=== Figure content listings ===
■ ■ ■ ■ ■ ■ ■

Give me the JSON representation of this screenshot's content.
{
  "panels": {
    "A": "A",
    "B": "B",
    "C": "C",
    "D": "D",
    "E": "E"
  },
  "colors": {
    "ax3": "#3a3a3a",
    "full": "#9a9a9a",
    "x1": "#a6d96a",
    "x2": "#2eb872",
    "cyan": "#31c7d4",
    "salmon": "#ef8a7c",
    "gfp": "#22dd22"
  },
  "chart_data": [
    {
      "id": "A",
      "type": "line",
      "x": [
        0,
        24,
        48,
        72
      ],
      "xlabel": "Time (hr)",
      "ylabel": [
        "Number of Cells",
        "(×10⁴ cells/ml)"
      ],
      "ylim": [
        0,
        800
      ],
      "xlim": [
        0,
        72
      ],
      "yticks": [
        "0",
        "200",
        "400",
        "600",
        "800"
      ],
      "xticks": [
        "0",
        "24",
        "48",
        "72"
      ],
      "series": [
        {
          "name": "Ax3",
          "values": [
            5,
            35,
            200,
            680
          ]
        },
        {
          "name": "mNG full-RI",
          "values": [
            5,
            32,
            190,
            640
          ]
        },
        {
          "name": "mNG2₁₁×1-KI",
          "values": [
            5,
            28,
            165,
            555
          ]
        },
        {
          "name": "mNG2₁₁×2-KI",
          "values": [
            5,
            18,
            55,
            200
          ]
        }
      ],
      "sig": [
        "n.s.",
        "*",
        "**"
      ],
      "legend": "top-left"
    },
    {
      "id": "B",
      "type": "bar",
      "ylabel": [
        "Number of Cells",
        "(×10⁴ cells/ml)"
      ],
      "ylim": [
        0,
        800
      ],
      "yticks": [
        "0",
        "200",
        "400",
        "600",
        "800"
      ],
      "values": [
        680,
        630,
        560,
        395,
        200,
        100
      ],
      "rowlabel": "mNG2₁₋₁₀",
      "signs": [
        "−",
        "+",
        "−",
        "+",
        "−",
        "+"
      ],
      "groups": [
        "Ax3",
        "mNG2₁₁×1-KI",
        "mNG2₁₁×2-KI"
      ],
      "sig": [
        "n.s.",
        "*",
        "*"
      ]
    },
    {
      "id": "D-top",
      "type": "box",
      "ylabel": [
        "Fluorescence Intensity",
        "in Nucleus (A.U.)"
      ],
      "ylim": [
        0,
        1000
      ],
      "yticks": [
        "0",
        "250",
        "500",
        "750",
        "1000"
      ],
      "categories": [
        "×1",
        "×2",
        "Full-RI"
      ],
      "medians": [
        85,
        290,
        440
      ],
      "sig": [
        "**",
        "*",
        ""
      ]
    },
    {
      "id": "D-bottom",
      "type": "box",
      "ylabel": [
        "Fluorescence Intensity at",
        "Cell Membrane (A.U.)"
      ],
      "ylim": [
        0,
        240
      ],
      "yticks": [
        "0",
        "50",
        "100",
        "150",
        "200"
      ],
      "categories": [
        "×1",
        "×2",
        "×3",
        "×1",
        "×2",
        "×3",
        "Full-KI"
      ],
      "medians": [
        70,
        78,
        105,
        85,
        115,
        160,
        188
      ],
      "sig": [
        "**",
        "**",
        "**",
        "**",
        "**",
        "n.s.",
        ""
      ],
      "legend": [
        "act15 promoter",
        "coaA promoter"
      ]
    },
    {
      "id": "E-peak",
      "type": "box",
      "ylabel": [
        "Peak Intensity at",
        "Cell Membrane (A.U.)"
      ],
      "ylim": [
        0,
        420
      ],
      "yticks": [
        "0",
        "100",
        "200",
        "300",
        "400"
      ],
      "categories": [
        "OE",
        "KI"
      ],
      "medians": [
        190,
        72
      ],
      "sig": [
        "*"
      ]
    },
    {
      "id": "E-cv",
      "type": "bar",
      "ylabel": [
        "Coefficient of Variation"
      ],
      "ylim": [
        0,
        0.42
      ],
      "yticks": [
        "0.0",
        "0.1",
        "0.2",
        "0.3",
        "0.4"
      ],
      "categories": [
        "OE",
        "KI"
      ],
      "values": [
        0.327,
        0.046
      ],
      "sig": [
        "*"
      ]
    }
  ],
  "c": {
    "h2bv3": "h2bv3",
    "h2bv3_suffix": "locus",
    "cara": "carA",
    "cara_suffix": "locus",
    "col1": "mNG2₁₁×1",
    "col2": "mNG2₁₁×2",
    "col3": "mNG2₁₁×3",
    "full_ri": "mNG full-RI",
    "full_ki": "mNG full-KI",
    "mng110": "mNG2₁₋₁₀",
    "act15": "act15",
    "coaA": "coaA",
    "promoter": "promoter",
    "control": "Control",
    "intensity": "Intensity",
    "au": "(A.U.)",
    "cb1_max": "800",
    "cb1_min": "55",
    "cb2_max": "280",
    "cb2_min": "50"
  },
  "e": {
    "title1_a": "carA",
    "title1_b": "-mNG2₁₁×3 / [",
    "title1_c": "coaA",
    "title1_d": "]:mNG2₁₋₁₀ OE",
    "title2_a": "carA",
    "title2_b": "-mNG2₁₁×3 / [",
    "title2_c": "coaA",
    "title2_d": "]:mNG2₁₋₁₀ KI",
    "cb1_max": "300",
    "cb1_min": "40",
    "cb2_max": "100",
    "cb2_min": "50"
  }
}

■ ■ ■ ■ ■ ■ ■

=== WHAT THE TASK ASKS ===
Print all the data above word for word.

=== SOLUTION TO THIS PROBLEM ===
Give me the JSON representation of this screenshot's content.
{
  "panels": {
    "A": "A",
    "B": "B",
    "C": "C",
    "D": "D",
    "E": "E"
  },
  "colors": {
    "ax3": "#3a3a3a",
    "full": "#9a9a9a",
    "x1": "#a6d96a",
    "x2": "#2eb872",
    "cyan": "#31c7d4",
    "salmon": "#ef8a7c",
    "gfp": "#22dd22"
  },
  "chart_data": [
    {
      "id": "A",
      "type": "line",
      "x": [
        0,
        24,
        48,
        72
      ],
      "xlabel": "Time (hr)",
      "ylabel": [
        "Number of Cells",
        "(×10⁴ cells/ml)"
      ],
      "ylim": [
        0,
        800
      ],
      "xlim": [
        0,
        72
      ],
      "yticks": [
        "0",
        "200",
        "400",
        "600",
        "800"
      ],
      "xticks": [
        "0",
        "24",
        "48",
        "72"
      ],
      "series": [
        {
          "name": "Ax3",
          "values": [
            5,
            35,
            200,
            680
          ]
        },
        {
          "name": "mNG full-RI",
          "values": [
            5,
            32,
            190,
            640
          ]
        },
        {
          "name": "mNG2₁₁×1-KI",
          "values": [
            5,
            28,
            165,
            555
          ]
        },
        {
          "name": "mNG2₁₁×2-KI",
          "values": [
            5,
            18,
            55,
            200
          ]
        }
      ],
      "sig": [
        "n.s.",
        "*",
        "**"
      ],
      "legend": "top-left"
    },
    {
      "id": "B",
      "type": "bar",
      "ylabel": [
        "Number of Cells",
        "(×10⁴ cells/ml)"
      ],
      "ylim": [
        0,
        800
      ],
      "yticks": [
        "0",
        "200",
        "400",
        "600",
        "800"
      ],
      "values": [
        680,
        630,
        560,
        395,
        200,
        100
      ],
      "rowlabel": "mNG2₁₋₁₀",
      "signs": [
        "−",
        "+",
        "−",
        "+",
        "−",
        "+"
      ],
      "groups": [
        "Ax3",
        "mNG2₁₁×1-KI",
        "mNG2₁₁×2-KI"
      ],
      "sig": [
        "n.s.",
        "*",
        "*"
      ]
    },
    {
      "id": "D-top",
      "type": "box",
      "ylabel": [
        "Fluorescence Intensity",
        "in Nucleus (A.U.)"
      ],
      "ylim": [
        0,
        1000
      ],
      "yticks": [
        "0",
        "250",
        "500",
        "750",
        "1000"
      ],
      "categories": [
        "×1",
        "×2",
        "Full-RI"
      ],
      "medians": [
        85,
        290,
        440
      ],
      "sig": [
        "**",
        "*",
        ""
      ]
    },
    {
      "id": "D-bottom",
      "type": "box",
      "ylabel": [
        "Fluorescence Intensity at",
        "Cell Membrane (A.U.)"
      ],
      "ylim": [
        0,
        240
      ],
      "yticks": [
        "0",
        "50",
        "100",
        "150",
        "200"
      ],
      "categories": [
        "×1",
        "×2",
        "×3",
        "×1",
        "×2",
        "×3",
        "Full-KI"
      ],
      "medians": [
        70,
        78,
        105,
        85,
        115,
        160,
        188
      ],
      "sig": [
        "**",
        "**",
        "**",
        "**",
        "**",
        "n.s.",
        ""
      ],
      "legend": [
        "act15 promoter",
        "coaA promoter"
      ]
    },
    {
      "id": "E-peak",
      "type": "box",
      "ylabel": [
        "Peak Intensity at",
        "Cell Membrane (A.U.)"
      ],
      "ylim": [
        0,
        420
      ],
      "yticks": [
        "0",
        "100",
        "200",
        "300",
        "400"
      ],
      "categories": [
        "OE",
        "KI"
      ],
      "medians": [
        190,
        72
      ],
      "sig": [
        "*"
      ]
    },
    {
      "id": "E-cv",
      "type": "bar",
      "ylabel": [
        "Coefficient of Variation"
      ],
      "ylim": [
        0,
        0.42
      ],
      "yticks": [
        "0.0",
        "0.1",
        "0.2",
        "0.3",
        "0.4"
      ],
      "categories": [
        "OE",
        "KI"
      ],
      "values": [
        0.327,
        0.046
      ],
      "sig": [
        "*"
      ]
    }
  ],
  "c": {
    "h2bv3": "h2bv3",
    "h2bv3_suffix": "locus",
    "cara": "carA",
    "cara_suffix": "locus",
    "col1": "mNG2₁₁×1",
    "col2": "mNG2₁₁×2",
    "col3": "mNG2₁₁×3",
    "full_ri": "mNG full-RI",
    "full_ki": "mNG full-KI",
    "mng110": "mNG2₁₋₁₀",
    "act15": "act15",
    "coaA": "coaA",
    "promoter": "promoter",
    "control": "Control",
    "intensity": "Intensity",
    "au": "(A.U.)",
    "cb1_max": "800",
    "cb1_min": "55",
    "cb2_max": "280",
    "cb2_min": "50"
  },
  "e": {
    "title1_a": "carA",
    "title1_b": "-mNG2₁₁×3 / [",
    "title1_c": "coaA",
    "title1_d": "]:mNG2₁₋₁₀ OE",
    "title2_a": "carA",
    "title2_b": "-mNG2₁₁×3 / [",
    "title2_c": "coaA",
    "title2_d": "]:mNG2₁₋₁₀ KI",
    "cb1_max": "300",
    "cb1_min": "40",
    "cb2_max": "100",
    "cb2_min": "50"
  }
}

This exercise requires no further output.